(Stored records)
:::
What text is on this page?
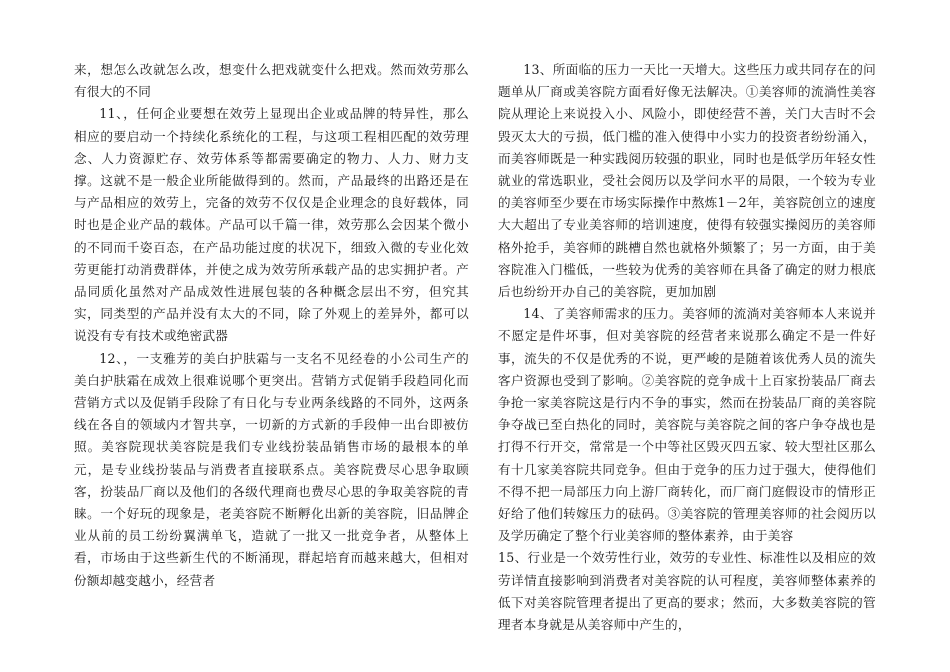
来，想怎么改就怎么改，想变什么把戏就变什么把戏。然而效劳那么有很大的不同

11、，任何企业要想在效劳上显现出企业或品牌的特异性，那么相应的要启动一个持续化系统化的工程，与这项工程相匹配的效劳理念、人力资源贮存、效劳体系等都需要确定的物力、人力、财力支撑。这就不是一般企业所能做得到的。然而，产品最终的出路还是在与产品相应的效劳上，完备的效劳不仅仅是企业理念的良好载体，同时也是企业产品的载体。产品可以千篇一律，效劳那么会因某个微小的不同而千姿百态，在产品功能过度的状况下，细致入微的专业化效劳更能打动消费群体，并使之成为效劳所承载产品的忠实拥护者。产品同质化虽然对产品成效性进展包装的各种概念层出不穷，但究其实，同类型的产品并没有太大的不同，除了外观上的差异外，都可以说没有专有技术或绝密武器

12、，一支雅芳的美白护肤霜与一支名不见经卷的小公司生产的美白护肤霜在成效上很难说哪个更突出。营销方式促销手段趋同化而营销方式以及促销手段除了有日化与专业两条线路的不同外，这两条线在各自的领域内才智共享，一切新的方式新的手段伸一出台即被仿照。美容院现状美容院是我们专业线扮装品销售市场的最根本的单元，是专业线扮装品与消费者直接联系点。美容院费尽心思争取顾客，扮装品厂商以及他们的各级代理商也费尽心思的争取美容院的青睐。一个好玩的现象是，老美容院不断孵化出新的美容院，旧品牌企业从前的员工纷纷翼满单飞，造就了一批又一批竞争者，从整体上看，市场由于这些新生代的不断涌现，群起培育而越来越大，但相对份额却越变越小，经营者

13、所面临的压力一天比一天增大。这些压力或共同存在的问题单从厂商或美容院方面看好像无法解决。①美容师的流淌性美容院从理论上来说投入小、风险小，即使经营不善，关门大吉时不会毁灭太大的亏损，低门槛的准入使得中小实力的投资者纷纷涌入，而美容师既是一种实践阅历较强的职业，同时也是低学历年轻女性就业的常选职业，受社会阅历以及学问水平的局限，一个较为专业的美容师至少要在市场实际操作中熬炼1－2年，美容院创立的速度大大超出了专业美容师的培训速度，使得有较强实操阅历的美容师格外抢手，美容师的跳槽自然也就格外频繁了；另一方面，由于美容院准入门槛低，一些较为优秀的美容师在具备了确定的财力根底后也纷纷开办自己的美容院，更加加剧

14、了美容师需求的压力。美容师的流淌对美容师本人来说并不愿定是件坏事，但对美容院的经营者来说那么确定不是一件好事，流失的不仅是优秀的不说，更严峻的是随着该优秀人员的流失客户资源也受到了影响。②美容院的竞争成十上百家扮装品厂商去争抢一家美容院这是行内不争的事实，然而在扮装品厂商的美容院争夺战已至白热化的同时，美容院与美容院之间的客户争夺战也是打得不行开交，常常是一个中等社区毁灭四五家、较大型社区那么有十几家美容院共同竞争。但由于竞争的压力过于强大，使得他们不得不把一局部压力向上游厂商转化，而厂商门庭假设市的情形正好给了他们转嫁压力的砝码。③美容院的管理美容师的社会阅历以及学历确定了整个行业美容师的整体素养，由于美容

15、行业是一个效劳性行业，效劳的专业性、标准性以及相应的效劳详情直接影响到消费者对美容院的认可程度，美容师整体素养的低下对美容院管理者提出了更高的要求；然而，大多数美容院的管理者本身就是从美容师中产生的，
:::
What you should do:
Copy out the whole listing exactly, and don't carry over any pictures.

Complete answer:
What text is on this page?
来，想怎么改就怎么改，想变什么把戏就变什么把戏。然而效劳那么有很大的不同

11、，任何企业要想在效劳上显现出企业或品牌的特异性，那么相应的要启动一个持续化系统化的工程，与这项工程相匹配的效劳理念、人力资源贮存、效劳体系等都需要确定的物力、人力、财力支撑。这就不是一般企业所能做得到的。然而，产品最终的出路还是在与产品相应的效劳上，完备的效劳不仅仅是企业理念的良好载体，同时也是企业产品的载体。产品可以千篇一律，效劳那么会因某个微小的不同而千姿百态，在产品功能过度的状况下，细致入微的专业化效劳更能打动消费群体，并使之成为效劳所承载产品的忠实拥护者。产品同质化虽然对产品成效性进展包装的各种概念层出不穷，但究其实，同类型的产品并没有太大的不同，除了外观上的差异外，都可以说没有专有技术或绝密武器

12、，一支雅芳的美白护肤霜与一支名不见经卷的小公司生产的美白护肤霜在成效上很难说哪个更突出。营销方式促销手段趋同化而营销方式以及促销手段除了有日化与专业两条线路的不同外，这两条线在各自的领域内才智共享，一切新的方式新的手段伸一出台即被仿照。美容院现状美容院是我们专业线扮装品销售市场的最根本的单元，是专业线扮装品与消费者直接联系点。美容院费尽心思争取顾客，扮装品厂商以及他们的各级代理商也费尽心思的争取美容院的青睐。一个好玩的现象是，老美容院不断孵化出新的美容院，旧品牌企业从前的员工纷纷翼满单飞，造就了一批又一批竞争者，从整体上看，市场由于这些新生代的不断涌现，群起培育而越来越大，但相对份额却越变越小，经营者

13、所面临的压力一天比一天增大。这些压力或共同存在的问题单从厂商或美容院方面看好像无法解决。①美容师的流淌性美容院从理论上来说投入小、风险小，即使经营不善，关门大吉时不会毁灭太大的亏损，低门槛的准入使得中小实力的投资者纷纷涌入，而美容师既是一种实践阅历较强的职业，同时也是低学历年轻女性就业的常选职业，受社会阅历以及学问水平的局限，一个较为专业的美容师至少要在市场实际操作中熬炼1－2年，美容院创立的速度大大超出了专业美容师的培训速度，使得有较强实操阅历的美容师格外抢手，美容师的跳槽自然也就格外频繁了；另一方面，由于美容院准入门槛低，一些较为优秀的美容师在具备了确定的财力根底后也纷纷开办自己的美容院，更加加剧

14、了美容师需求的压力。美容师的流淌对美容师本人来说并不愿定是件坏事，但对美容院的经营者来说那么确定不是一件好事，流失的不仅是优秀的不说，更严峻的是随着该优秀人员的流失客户资源也受到了影响。②美容院的竞争成十上百家扮装品厂商去争抢一家美容院这是行内不争的事实，然而在扮装品厂商的美容院争夺战已至白热化的同时，美容院与美容院之间的客户争夺战也是打得不行开交，常常是一个中等社区毁灭四五家、较大型社区那么有十几家美容院共同竞争。但由于竞争的压力过于强大，使得他们不得不把一局部压力向上游厂商转化，而厂商门庭假设市的情形正好给了他们转嫁压力的砝码。③美容院的管理美容师的社会阅历以及学历确定了整个行业美容师的整体素养，由于美容

15、行业是一个效劳性行业，效劳的专业性、标准性以及相应的效劳详情直接影响到消费者对美容院的认可程度，美容师整体素养的低下对美容院管理者提出了更高的要求；然而，大多数美容院的管理者本身就是从美容师中产生的，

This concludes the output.